--- begin DATASET RECORDS ---
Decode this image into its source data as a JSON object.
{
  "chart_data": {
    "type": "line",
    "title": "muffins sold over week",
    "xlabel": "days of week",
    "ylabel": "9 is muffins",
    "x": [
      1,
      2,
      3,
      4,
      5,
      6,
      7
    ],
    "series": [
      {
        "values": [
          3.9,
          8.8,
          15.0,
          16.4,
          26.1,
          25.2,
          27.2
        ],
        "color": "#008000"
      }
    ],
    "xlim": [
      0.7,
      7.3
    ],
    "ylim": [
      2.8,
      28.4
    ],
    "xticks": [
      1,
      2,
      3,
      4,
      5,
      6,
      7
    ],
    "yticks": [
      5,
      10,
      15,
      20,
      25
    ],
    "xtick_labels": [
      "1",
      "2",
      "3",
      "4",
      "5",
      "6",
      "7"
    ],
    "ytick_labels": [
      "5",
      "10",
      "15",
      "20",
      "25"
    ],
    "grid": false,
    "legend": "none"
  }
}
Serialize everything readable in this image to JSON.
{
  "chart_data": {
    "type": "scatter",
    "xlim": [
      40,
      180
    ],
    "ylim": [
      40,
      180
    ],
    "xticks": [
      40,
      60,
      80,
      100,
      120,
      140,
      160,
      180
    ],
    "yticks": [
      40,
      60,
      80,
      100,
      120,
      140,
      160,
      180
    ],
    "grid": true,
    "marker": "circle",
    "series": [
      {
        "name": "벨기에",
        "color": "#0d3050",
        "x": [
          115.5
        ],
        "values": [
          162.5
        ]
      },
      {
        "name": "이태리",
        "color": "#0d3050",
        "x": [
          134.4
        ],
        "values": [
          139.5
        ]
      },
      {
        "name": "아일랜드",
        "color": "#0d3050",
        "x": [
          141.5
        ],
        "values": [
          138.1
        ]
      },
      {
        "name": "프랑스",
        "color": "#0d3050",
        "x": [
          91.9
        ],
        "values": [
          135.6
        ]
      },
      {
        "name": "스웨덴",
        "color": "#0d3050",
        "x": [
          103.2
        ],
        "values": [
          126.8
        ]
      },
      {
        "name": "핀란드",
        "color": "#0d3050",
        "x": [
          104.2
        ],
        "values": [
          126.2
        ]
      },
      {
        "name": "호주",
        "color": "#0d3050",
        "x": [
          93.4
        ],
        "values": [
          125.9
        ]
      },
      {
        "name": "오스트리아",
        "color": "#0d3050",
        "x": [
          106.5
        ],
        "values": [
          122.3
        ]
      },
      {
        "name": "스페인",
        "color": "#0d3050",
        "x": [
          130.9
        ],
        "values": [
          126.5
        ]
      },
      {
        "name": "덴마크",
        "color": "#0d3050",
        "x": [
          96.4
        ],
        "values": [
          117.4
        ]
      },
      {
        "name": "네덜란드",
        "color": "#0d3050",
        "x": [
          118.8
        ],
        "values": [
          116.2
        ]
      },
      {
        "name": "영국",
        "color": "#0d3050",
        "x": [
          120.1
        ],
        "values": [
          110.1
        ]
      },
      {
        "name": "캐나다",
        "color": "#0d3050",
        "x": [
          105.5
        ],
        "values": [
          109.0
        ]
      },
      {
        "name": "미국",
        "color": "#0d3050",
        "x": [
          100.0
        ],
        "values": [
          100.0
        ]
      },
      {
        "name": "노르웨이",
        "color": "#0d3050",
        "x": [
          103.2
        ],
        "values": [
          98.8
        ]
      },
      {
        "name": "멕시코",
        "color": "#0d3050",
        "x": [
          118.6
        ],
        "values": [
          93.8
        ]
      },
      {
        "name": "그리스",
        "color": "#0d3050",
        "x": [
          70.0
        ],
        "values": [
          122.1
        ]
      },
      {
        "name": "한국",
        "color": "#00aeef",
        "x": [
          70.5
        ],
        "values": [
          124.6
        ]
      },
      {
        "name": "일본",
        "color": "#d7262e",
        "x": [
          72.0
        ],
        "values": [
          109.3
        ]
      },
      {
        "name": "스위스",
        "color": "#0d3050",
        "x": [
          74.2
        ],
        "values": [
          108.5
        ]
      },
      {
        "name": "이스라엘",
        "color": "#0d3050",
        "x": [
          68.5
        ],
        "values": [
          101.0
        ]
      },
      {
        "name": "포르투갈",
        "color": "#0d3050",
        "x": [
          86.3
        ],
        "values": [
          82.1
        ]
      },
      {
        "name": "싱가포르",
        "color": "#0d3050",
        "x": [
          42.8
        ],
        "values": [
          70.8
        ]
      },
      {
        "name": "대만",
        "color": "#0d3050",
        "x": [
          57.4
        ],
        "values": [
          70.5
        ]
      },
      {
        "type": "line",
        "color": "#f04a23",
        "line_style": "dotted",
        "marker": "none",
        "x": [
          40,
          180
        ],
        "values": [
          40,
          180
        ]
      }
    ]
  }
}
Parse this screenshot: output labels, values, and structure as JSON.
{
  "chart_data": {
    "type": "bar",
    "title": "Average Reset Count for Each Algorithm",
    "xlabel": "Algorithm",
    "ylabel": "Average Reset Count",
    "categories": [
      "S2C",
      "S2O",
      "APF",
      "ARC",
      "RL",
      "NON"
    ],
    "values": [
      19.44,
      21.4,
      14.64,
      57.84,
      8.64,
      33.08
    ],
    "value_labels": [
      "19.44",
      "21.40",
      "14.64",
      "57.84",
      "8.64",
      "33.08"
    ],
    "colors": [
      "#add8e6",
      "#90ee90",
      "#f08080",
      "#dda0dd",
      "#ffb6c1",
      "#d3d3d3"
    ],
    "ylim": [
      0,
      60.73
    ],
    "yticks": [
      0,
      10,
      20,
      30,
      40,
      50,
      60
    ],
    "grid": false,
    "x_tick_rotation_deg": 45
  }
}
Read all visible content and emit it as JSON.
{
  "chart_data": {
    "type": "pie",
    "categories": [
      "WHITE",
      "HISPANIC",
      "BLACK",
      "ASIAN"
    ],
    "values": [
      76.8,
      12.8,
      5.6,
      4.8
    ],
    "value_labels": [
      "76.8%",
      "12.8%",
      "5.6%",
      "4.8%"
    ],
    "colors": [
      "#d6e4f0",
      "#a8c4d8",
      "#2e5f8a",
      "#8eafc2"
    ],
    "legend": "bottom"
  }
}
--- end DATASET RECORDS ---
§ WRITTEN EXERCISE: Give an exact repetition of all the material.

§ THE REPLY:
Decode this image into its source data as a JSON object.
{
  "chart_data": {
    "type": "line",
    "title": "muffins sold over week",
    "xlabel": "days of week",
    "ylabel": "9 is muffins",
    "x": [
      1,
      2,
      3,
      4,
      5,
      6,
      7
    ],
    "series": [
      {
        "values": [
          3.9,
          8.8,
          15.0,
          16.4,
          26.1,
          25.2,
          27.2
        ],
        "color": "#008000"
      }
    ],
    "xlim": [
      0.7,
      7.3
    ],
    "ylim": [
      2.8,
      28.4
    ],
    "xticks": [
      1,
      2,
      3,
      4,
      5,
      6,
      7
    ],
    "yticks": [
      5,
      10,
      15,
      20,
      25
    ],
    "xtick_labels": [
      "1",
      "2",
      "3",
      "4",
      "5",
      "6",
      "7"
    ],
    "ytick_labels": [
      "5",
      "10",
      "15",
      "20",
      "25"
    ],
    "grid": false,
    "legend": "none"
  }
}
Serialize everything readable in this image to JSON.
{
  "chart_data": {
    "type": "scatter",
    "xlim": [
      40,
      180
    ],
    "ylim": [
      40,
      180
    ],
    "xticks": [
      40,
      60,
      80,
      100,
      120,
      140,
      160,
      180
    ],
    "yticks": [
      40,
      60,
      80,
      100,
      120,
      140,
      160,
      180
    ],
    "grid": true,
    "marker": "circle",
    "series": [
      {
        "name": "벨기에",
        "color": "#0d3050",
        "x": [
          115.5
        ],
        "values": [
          162.5
        ]
      },
      {
        "name": "이태리",
        "color": "#0d3050",
        "x": [
          134.4
        ],
        "values": [
          139.5
        ]
      },
      {
        "name": "아일랜드",
        "color": "#0d3050",
        "x": [
          141.5
        ],
        "values": [
          138.1
        ]
      },
      {
        "name": "프랑스",
        "color": "#0d3050",
        "x": [
          91.9
        ],
        "values": [
          135.6
        ]
      },
      {
        "name": "스웨덴",
        "color": "#0d3050",
        "x": [
          103.2
        ],
        "values": [
          126.8
        ]
      },
      {
        "name": "핀란드",
        "color": "#0d3050",
        "x": [
          104.2
        ],
        "values": [
          126.2
        ]
      },
      {
        "name": "호주",
        "color": "#0d3050",
        "x": [
          93.4
        ],
        "values": [
          125.9
        ]
      },
      {
        "name": "오스트리아",
        "color": "#0d3050",
        "x": [
          106.5
        ],
        "values": [
          122.3
        ]
      },
      {
        "name": "스페인",
        "color": "#0d3050",
        "x": [
          130.9
        ],
        "values": [
          126.5
        ]
      },
      {
        "name": "덴마크",
        "color": "#0d3050",
        "x": [
          96.4
        ],
        "values": [
          117.4
        ]
      },
      {
        "name": "네덜란드",
        "color": "#0d3050",
        "x": [
          118.8
        ],
        "values": [
          116.2
        ]
      },
      {
        "name": "영국",
        "color": "#0d3050",
        "x": [
          120.1
        ],
        "values": [
          110.1
        ]
      },
      {
        "name": "캐나다",
        "color": "#0d3050",
        "x": [
          105.5
        ],
        "values": [
          109.0
        ]
      },
      {
        "name": "미국",
        "color": "#0d3050",
        "x": [
          100.0
        ],
        "values": [
          100.0
        ]
      },
      {
        "name": "노르웨이",
        "color": "#0d3050",
        "x": [
          103.2
        ],
        "values": [
          98.8
        ]
      },
      {
        "name": "멕시코",
        "color": "#0d3050",
        "x": [
          118.6
        ],
        "values": [
          93.8
        ]
      },
      {
        "name": "그리스",
        "color": "#0d3050",
        "x": [
          70.0
        ],
        "values": [
          122.1
        ]
      },
      {
        "name": "한국",
        "color": "#00aeef",
        "x": [
          70.5
        ],
        "values": [
          124.6
        ]
      },
      {
        "name": "일본",
        "color": "#d7262e",
        "x": [
          72.0
        ],
        "values": [
          109.3
        ]
      },
      {
        "name": "스위스",
        "color": "#0d3050",
        "x": [
          74.2
        ],
        "values": [
          108.5
        ]
      },
      {
        "name": "이스라엘",
        "color": "#0d3050",
        "x": [
          68.5
        ],
        "values": [
          101.0
        ]
      },
      {
        "name": "포르투갈",
        "color": "#0d3050",
        "x": [
          86.3
        ],
        "values": [
          82.1
        ]
      },
      {
        "name": "싱가포르",
        "color": "#0d3050",
        "x": [
          42.8
        ],
        "values": [
          70.8
        ]
      },
      {
        "name": "대만",
        "color": "#0d3050",
        "x": [
          57.4
        ],
        "values": [
          70.5
        ]
      },
      {
        "type": "line",
        "color": "#f04a23",
        "line_style": "dotted",
        "marker": "none",
        "x": [
          40,
          180
        ],
        "values": [
          40,
          180
        ]
      }
    ]
  }
}
Parse this screenshot: output labels, values, and structure as JSON.
{
  "chart_data": {
    "type": "bar",
    "title": "Average Reset Count for Each Algorithm",
    "xlabel": "Algorithm",
    "ylabel": "Average Reset Count",
    "categories": [
      "S2C",
      "S2O",
      "APF",
      "ARC",
      "RL",
      "NON"
    ],
    "values": [
      19.44,
      21.4,
      14.64,
      57.84,
      8.64,
      33.08
    ],
    "value_labels": [
      "19.44",
      "21.40",
      "14.64",
      "57.84",
      "8.64",
      "33.08"
    ],
    "colors": [
      "#add8e6",
      "#90ee90",
      "#f08080",
      "#dda0dd",
      "#ffb6c1",
      "#d3d3d3"
    ],
    "ylim": [
      0,
      60.73
    ],
    "yticks": [
      0,
      10,
      20,
      30,
      40,
      50,
      60
    ],
    "grid": false,
    "x_tick_rotation_deg": 45
  }
}
Read all visible content and emit it as JSON.
{
  "chart_data": {
    "type": "pie",
    "categories": [
      "WHITE",
      "HISPANIC",
      "BLACK",
      "ASIAN"
    ],
    "values": [
      76.8,
      12.8,
      5.6,
      4.8
    ],
    "value_labels": [
      "76.8%",
      "12.8%",
      "5.6%",
      "4.8%"
    ],
    "colors": [
      "#d6e4f0",
      "#a8c4d8",
      "#2e5f8a",
      "#8eafc2"
    ],
    "legend": "bottom"
  }
}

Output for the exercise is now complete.